_Do this_. Copy out the listing that follows, exact in every word, and skip the images.

[Source data]
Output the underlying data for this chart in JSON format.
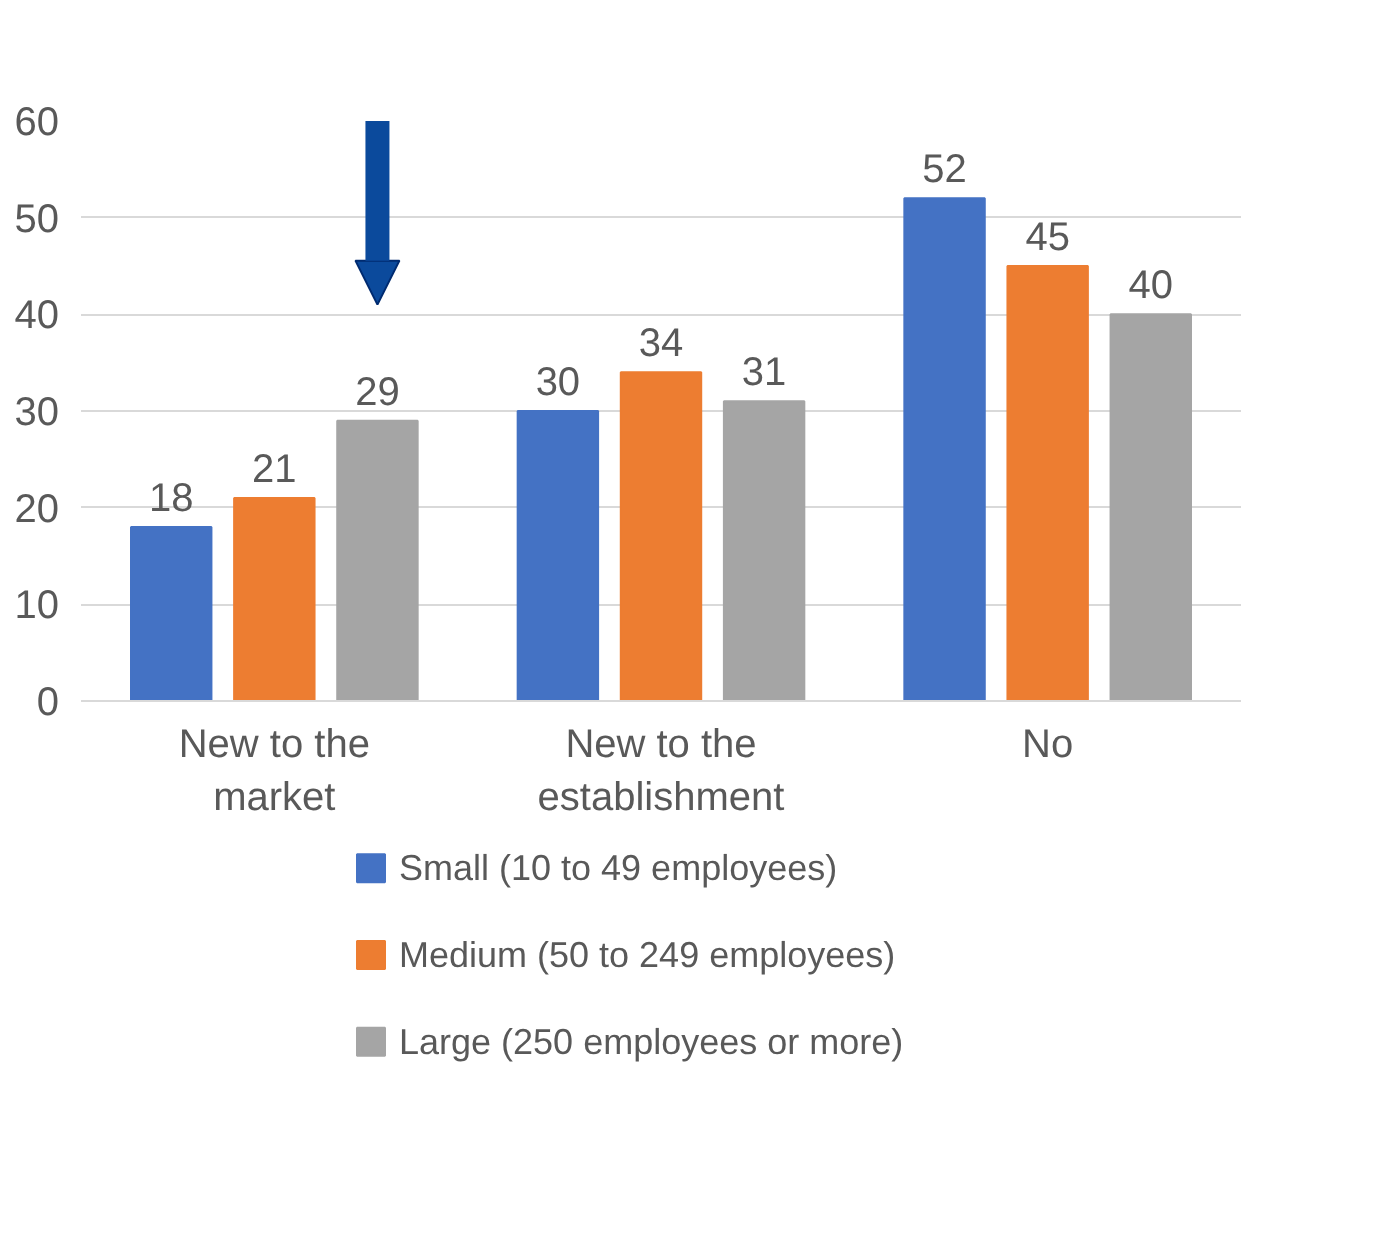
{
  "chart_data": {
    "type": "bar",
    "categories": [
      "New to the market",
      "New to the establishment",
      "No"
    ],
    "series": [
      {
        "name": "Small (10 to 49 employees)",
        "color": "#4472c4",
        "values": [
          18,
          30,
          52
        ]
      },
      {
        "name": "Medium (50 to 249 employees)",
        "color": "#ed7d31",
        "values": [
          21,
          34,
          45
        ]
      },
      {
        "name": "Large (250 employees or more)",
        "color": "#a5a5a5",
        "values": [
          29,
          31,
          40
        ]
      }
    ],
    "ylim": [
      0,
      60
    ],
    "yticks": [
      0,
      10,
      20,
      30,
      40,
      50,
      60
    ],
    "grid": "y",
    "legend": "bottom",
    "data_labels": true
  }
}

_Result below_.
Output the underlying data for this chart in JSON format.
{
  "chart_data": {
    "type": "bar",
    "categories": [
      "New to the market",
      "New to the establishment",
      "No"
    ],
    "series": [
      {
        "name": "Small (10 to 49 employees)",
        "color": "#4472c4",
        "values": [
          18,
          30,
          52
        ]
      },
      {
        "name": "Medium (50 to 249 employees)",
        "color": "#ed7d31",
        "values": [
          21,
          34,
          45
        ]
      },
      {
        "name": "Large (250 employees or more)",
        "color": "#a5a5a5",
        "values": [
          29,
          31,
          40
        ]
      }
    ],
    "ylim": [
      0,
      60
    ],
    "yticks": [
      0,
      10,
      20,
      30,
      40,
      50,
      60
    ],
    "grid": "y",
    "legend": "bottom",
    "data_labels": true
  }
}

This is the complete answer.